◆ Document excerpt
PLAMEN KIRILOV1*, ANH KHANH LE CONG1, ALICE DENIS1, HALIMA RABEHI1,
SILVIA RUM2, CARLA VILLA2, MAREK HAFTEK1,3, FABRICE PIROT1,4
* Corresponding author
1. Université 1, EA 4169 “Aspects fondamentaux, cliniques et thérapeutiques de la fonction cutanée”,
SFR Lyon-Est Santé – INSERM US 7 – CNRS UMS 3453
Laboratoire de Pharmacie Galénique Industrielle, ISPB, 8 Avenue Rockefeller, 69737 Lyon, Cédex 08, France
2. DIFAR – Dipartimento di Farmacia dell’Università,
Sezione di Chimica del Farmaco e del Prodotto Cosmetico VIale Benedetto XV 3, 16132 Genova, Italy
3. Université Claude Bernard Lyon 1, EA 4169 “Aspects fondamentaux, cliniques et thérapeutiques de la fonction cutanée”, SFR Lyon-Est Santé – INSERM US 7 – CNRS UMS 3453
Laboratoire de Dermatologie, ISPB, 8 Avenue Rockefeller, F-69737 Lyon, Cédex 08, France
4. Groupement Hospitalier Eduard Herriot – Service Pharmaceutique –
Fabrication et contrôles des médicaments, Pavillon X, Place d’Arsenal, 69437 Lyon, Cédex 03, France

Abstract

Organogels are semi-solid systems in which an organic liquid phase is immobilized by a three-dimensional network composed of low molecular weight or polymeric components. Recently, they have raised an increasing interest in the pharmaceutical, cosmetic and food industry. Numerous cosmetic products based on organogels formulations are marketed. Many studies now focus on new applications of organogels and therefore, aim to develop novel systems of organogels and new generations of organogelators.

◆ Material supplied
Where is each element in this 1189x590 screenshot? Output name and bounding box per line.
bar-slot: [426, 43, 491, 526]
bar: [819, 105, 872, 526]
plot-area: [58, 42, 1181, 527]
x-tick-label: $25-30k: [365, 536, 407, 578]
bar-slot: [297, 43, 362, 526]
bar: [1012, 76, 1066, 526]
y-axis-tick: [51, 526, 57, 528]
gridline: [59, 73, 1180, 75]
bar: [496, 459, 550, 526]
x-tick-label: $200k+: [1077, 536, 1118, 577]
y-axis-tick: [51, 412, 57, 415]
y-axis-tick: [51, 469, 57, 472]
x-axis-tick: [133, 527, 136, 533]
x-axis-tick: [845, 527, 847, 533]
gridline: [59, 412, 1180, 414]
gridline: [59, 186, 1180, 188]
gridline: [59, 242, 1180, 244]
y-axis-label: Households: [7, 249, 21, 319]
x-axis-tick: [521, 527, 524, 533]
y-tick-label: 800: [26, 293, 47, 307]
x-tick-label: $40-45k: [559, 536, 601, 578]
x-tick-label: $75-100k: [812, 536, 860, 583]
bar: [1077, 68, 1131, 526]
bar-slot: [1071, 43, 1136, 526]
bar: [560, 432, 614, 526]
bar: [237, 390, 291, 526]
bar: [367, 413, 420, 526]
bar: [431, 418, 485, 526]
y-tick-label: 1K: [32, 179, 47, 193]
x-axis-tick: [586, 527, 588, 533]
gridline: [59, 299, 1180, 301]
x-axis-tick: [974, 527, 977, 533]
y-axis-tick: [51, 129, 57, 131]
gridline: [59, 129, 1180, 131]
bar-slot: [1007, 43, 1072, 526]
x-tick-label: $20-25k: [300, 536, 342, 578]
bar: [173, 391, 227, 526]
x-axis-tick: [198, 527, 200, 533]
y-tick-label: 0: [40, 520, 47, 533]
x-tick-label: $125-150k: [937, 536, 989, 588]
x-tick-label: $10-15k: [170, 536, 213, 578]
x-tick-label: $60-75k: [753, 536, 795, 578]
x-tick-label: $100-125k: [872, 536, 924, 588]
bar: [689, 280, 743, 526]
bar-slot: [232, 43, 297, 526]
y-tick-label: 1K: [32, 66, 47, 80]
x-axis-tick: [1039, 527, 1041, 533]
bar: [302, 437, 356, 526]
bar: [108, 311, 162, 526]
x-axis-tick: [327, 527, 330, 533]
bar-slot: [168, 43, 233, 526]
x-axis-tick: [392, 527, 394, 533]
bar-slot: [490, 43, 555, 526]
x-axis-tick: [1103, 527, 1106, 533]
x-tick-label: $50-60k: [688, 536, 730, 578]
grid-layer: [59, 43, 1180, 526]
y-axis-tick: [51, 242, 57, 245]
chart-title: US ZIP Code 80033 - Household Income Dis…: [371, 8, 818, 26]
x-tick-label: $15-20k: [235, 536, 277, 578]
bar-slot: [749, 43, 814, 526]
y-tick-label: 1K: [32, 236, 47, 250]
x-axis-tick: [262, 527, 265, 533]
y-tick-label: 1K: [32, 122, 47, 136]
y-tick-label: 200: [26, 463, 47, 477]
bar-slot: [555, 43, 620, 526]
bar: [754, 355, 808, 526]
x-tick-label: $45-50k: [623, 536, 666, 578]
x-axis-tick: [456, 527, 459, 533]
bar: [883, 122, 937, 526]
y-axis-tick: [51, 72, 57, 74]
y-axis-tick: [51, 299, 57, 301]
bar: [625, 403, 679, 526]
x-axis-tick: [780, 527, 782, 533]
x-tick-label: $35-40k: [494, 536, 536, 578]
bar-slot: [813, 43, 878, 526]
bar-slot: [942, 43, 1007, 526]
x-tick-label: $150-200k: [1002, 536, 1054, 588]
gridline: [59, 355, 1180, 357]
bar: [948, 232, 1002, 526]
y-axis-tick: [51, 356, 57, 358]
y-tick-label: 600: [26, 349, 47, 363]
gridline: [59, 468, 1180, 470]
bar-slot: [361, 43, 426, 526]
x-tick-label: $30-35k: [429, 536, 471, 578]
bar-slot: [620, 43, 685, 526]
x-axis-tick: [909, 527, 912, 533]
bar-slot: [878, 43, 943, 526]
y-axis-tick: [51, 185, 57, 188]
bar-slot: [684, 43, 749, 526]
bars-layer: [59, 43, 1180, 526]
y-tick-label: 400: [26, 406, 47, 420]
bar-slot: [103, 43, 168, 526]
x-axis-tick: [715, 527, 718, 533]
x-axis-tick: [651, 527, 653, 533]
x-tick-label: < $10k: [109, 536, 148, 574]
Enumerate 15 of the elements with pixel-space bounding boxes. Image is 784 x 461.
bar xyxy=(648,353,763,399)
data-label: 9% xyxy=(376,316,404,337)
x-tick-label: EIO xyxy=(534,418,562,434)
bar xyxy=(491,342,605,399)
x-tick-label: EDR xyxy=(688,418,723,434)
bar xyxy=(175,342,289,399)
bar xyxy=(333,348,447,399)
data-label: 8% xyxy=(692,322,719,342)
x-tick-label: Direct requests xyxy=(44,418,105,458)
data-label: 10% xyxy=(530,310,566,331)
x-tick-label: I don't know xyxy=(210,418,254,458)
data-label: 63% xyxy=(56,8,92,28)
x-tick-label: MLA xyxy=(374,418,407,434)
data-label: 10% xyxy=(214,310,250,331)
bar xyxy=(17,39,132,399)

◆ Required tasks
1. In the organogel abstract, why do many studies aim to develop novel organogel systems and new generations of organogelators? Answer in one to three sentences.
2. Answer these questions from the organogel abstract and its author information:
(a) Which author is marked as the corresponding author?
(b) In which city and country is DIFAR – Dipartimento di Farmacia dell’Università located?
(c) What immobilizes the organic liquid phase in an organogel?
3. Continue the organogel abstract, starting after its final sentence.

◆ Answer section
1. These studies focus on new applications of organogels. That focus leads them to aim at developing novel organogel systems and new generations of organogelators.

2.
(a) Plamen Kirilov.
(b) Genova, Italy.
(c) A three-dimensional network of low molecular weight or polymeric components.

3.
In this review, methods of preparation and characterization of organogel will be described, as well as different classifications and current applications in the cosmetic field, more particularly in dermo-cosmetics.


PREPARATION OF ORGANOGEL

Generally, organogels are prepared by heating a mixture of a gelator and an organic liquid (or organic solvent) in order to obtain a dispersion mixture, which after cooling at room temperature, leads to the formation of a jelly structure. Organogelator molecule interactions induce a gelator organization into well-defined aggregates, such as tubular rods, fibrils and fibers. Mainly three methods are used for the organogel preparation: fluid-filled fiber mechanism, solid fiber mechanism and mechanical homogenization and microirradiation method.